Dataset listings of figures
----------
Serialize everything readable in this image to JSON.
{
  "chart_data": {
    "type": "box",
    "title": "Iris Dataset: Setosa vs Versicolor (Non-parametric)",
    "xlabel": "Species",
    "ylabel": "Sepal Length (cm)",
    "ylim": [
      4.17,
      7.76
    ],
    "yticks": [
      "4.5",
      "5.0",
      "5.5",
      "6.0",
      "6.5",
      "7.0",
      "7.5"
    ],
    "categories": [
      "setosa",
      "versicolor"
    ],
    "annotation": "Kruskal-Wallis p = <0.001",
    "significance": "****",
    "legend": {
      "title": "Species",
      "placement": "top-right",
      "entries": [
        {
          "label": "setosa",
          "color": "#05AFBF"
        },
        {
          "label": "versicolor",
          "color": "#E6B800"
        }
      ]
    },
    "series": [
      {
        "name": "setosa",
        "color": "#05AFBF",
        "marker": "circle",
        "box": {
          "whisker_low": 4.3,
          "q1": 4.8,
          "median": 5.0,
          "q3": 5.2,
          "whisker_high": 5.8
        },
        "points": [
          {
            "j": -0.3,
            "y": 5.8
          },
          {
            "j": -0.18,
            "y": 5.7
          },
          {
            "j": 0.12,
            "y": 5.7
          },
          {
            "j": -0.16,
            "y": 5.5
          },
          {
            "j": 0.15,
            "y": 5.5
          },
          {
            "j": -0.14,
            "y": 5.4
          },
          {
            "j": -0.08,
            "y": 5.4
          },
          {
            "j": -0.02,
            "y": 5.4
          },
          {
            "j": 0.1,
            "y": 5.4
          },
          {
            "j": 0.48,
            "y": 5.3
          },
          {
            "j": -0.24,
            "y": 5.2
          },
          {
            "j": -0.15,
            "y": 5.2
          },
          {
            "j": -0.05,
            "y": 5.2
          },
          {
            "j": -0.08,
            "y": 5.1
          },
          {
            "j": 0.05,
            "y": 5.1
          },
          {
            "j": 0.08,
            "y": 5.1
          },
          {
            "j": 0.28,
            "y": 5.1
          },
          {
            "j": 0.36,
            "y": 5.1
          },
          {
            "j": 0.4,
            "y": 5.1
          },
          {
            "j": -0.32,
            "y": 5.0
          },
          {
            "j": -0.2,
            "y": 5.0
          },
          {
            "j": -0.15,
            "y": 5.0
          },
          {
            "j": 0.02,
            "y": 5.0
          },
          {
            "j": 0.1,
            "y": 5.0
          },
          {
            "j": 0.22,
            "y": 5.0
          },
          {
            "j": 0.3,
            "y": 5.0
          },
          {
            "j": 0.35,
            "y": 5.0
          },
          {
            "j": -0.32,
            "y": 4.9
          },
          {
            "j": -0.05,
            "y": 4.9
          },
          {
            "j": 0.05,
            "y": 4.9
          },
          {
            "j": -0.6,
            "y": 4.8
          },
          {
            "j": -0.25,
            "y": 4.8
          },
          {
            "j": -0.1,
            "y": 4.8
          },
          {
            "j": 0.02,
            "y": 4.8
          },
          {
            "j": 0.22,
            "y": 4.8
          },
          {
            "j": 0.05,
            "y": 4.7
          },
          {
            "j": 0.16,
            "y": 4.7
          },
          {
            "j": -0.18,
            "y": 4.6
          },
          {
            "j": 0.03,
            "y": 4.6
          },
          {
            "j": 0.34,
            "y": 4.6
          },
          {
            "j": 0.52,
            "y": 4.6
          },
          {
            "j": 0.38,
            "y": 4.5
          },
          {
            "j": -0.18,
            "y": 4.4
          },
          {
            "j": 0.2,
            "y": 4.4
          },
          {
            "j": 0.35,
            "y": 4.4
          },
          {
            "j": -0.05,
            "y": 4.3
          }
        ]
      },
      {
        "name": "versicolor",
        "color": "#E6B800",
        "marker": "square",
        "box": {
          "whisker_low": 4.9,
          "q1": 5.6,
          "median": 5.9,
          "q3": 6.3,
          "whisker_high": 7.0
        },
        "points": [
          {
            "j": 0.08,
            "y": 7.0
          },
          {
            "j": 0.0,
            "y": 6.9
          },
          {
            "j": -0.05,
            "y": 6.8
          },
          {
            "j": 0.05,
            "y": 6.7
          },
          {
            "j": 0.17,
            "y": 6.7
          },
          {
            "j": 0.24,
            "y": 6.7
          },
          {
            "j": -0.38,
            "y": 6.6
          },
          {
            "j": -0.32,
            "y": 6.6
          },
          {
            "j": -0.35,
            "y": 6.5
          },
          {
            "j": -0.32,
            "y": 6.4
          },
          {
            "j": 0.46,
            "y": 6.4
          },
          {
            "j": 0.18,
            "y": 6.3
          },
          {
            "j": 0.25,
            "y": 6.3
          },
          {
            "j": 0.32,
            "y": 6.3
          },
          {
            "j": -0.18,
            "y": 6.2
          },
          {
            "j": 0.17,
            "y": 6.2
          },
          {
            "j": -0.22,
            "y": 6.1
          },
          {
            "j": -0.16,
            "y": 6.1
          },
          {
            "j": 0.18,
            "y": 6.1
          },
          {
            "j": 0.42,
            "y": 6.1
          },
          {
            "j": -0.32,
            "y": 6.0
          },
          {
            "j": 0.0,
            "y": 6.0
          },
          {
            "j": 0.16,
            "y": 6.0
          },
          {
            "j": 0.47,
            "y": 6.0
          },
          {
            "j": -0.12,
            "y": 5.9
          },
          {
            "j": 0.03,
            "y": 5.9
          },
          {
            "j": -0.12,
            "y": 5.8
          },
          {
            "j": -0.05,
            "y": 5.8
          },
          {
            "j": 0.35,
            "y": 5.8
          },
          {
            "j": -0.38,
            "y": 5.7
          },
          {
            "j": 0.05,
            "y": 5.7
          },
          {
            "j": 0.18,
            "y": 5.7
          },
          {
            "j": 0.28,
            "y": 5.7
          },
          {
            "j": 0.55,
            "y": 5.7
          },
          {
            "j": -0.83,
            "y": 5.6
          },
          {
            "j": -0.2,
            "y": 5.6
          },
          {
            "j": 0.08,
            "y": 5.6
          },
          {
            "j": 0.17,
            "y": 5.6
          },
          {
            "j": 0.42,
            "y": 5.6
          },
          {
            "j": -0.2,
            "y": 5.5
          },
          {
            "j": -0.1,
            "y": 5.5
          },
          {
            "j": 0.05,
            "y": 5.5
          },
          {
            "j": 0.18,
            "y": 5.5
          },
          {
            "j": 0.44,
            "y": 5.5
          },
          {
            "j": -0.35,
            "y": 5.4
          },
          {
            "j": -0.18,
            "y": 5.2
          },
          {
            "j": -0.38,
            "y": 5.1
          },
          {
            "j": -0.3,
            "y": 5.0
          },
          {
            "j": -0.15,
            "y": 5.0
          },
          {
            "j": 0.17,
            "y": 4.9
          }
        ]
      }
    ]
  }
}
----------
SET PROBLEM
Identify every line above that includes the word "title", and show those lines.

RESULT
    "title": "Iris Dataset: Setosa vs Versicolor (Non-parametric)",
      "title": "Species",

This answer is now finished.